╭─ Records for this task

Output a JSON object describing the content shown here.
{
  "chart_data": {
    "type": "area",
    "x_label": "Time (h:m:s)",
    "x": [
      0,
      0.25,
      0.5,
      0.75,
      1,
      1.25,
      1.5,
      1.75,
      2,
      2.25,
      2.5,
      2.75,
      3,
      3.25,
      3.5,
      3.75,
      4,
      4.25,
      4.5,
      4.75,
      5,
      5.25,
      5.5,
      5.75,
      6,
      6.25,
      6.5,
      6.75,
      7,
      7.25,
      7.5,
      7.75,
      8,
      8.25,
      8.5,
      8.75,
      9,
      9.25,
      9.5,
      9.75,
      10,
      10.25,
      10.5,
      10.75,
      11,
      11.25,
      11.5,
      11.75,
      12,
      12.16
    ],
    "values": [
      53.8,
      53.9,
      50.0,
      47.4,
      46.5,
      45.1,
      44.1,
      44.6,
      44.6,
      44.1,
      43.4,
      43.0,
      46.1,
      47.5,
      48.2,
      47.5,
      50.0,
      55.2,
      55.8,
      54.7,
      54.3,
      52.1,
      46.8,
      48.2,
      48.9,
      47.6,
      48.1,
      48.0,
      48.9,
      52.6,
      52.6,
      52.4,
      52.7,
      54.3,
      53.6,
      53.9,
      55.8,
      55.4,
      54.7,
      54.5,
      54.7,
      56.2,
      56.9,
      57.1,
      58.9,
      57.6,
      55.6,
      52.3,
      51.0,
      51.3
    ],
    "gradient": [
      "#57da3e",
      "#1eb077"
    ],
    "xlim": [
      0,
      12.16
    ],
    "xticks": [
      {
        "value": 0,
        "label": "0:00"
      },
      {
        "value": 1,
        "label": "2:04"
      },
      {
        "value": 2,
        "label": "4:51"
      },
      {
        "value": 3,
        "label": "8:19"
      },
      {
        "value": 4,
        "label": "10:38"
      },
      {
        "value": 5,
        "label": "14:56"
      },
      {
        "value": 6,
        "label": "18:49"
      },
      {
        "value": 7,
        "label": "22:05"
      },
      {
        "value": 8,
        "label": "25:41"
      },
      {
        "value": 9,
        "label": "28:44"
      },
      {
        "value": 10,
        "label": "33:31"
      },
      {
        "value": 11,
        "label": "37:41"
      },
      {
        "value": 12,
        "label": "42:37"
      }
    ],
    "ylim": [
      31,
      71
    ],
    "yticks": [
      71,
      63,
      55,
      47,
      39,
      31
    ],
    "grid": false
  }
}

╰─

Exercise aim. Exactly reproduce every line of the records.

Response to the exercise.
Output a JSON object describing the content shown here.
{
  "chart_data": {
    "type": "area",
    "x_label": "Time (h:m:s)",
    "x": [
      0,
      0.25,
      0.5,
      0.75,
      1,
      1.25,
      1.5,
      1.75,
      2,
      2.25,
      2.5,
      2.75,
      3,
      3.25,
      3.5,
      3.75,
      4,
      4.25,
      4.5,
      4.75,
      5,
      5.25,
      5.5,
      5.75,
      6,
      6.25,
      6.5,
      6.75,
      7,
      7.25,
      7.5,
      7.75,
      8,
      8.25,
      8.5,
      8.75,
      9,
      9.25,
      9.5,
      9.75,
      10,
      10.25,
      10.5,
      10.75,
      11,
      11.25,
      11.5,
      11.75,
      12,
      12.16
    ],
    "values": [
      53.8,
      53.9,
      50.0,
      47.4,
      46.5,
      45.1,
      44.1,
      44.6,
      44.6,
      44.1,
      43.4,
      43.0,
      46.1,
      47.5,
      48.2,
      47.5,
      50.0,
      55.2,
      55.8,
      54.7,
      54.3,
      52.1,
      46.8,
      48.2,
      48.9,
      47.6,
      48.1,
      48.0,
      48.9,
      52.6,
      52.6,
      52.4,
      52.7,
      54.3,
      53.6,
      53.9,
      55.8,
      55.4,
      54.7,
      54.5,
      54.7,
      56.2,
      56.9,
      57.1,
      58.9,
      57.6,
      55.6,
      52.3,
      51.0,
      51.3
    ],
    "gradient": [
      "#57da3e",
      "#1eb077"
    ],
    "xlim": [
      0,
      12.16
    ],
    "xticks": [
      {
        "value": 0,
        "label": "0:00"
      },
      {
        "value": 1,
        "label": "2:04"
      },
      {
        "value": 2,
        "label": "4:51"
      },
      {
        "value": 3,
        "label": "8:19"
      },
      {
        "value": 4,
        "label": "10:38"
      },
      {
        "value": 5,
        "label": "14:56"
      },
      {
        "value": 6,
        "label": "18:49"
      },
      {
        "value": 7,
        "label": "22:05"
      },
      {
        "value": 8,
        "label": "25:41"
      },
      {
        "value": 9,
        "label": "28:44"
      },
      {
        "value": 10,
        "label": "33:31"
      },
      {
        "value": 11,
        "label": "37:41"
      },
      {
        "value": 12,
        "label": "42:37"
      }
    ],
    "ylim": [
      31,
      71
    ],
    "yticks": [
      71,
      63,
      55,
      47,
      39,
      31
    ],
    "grid": false
  }
}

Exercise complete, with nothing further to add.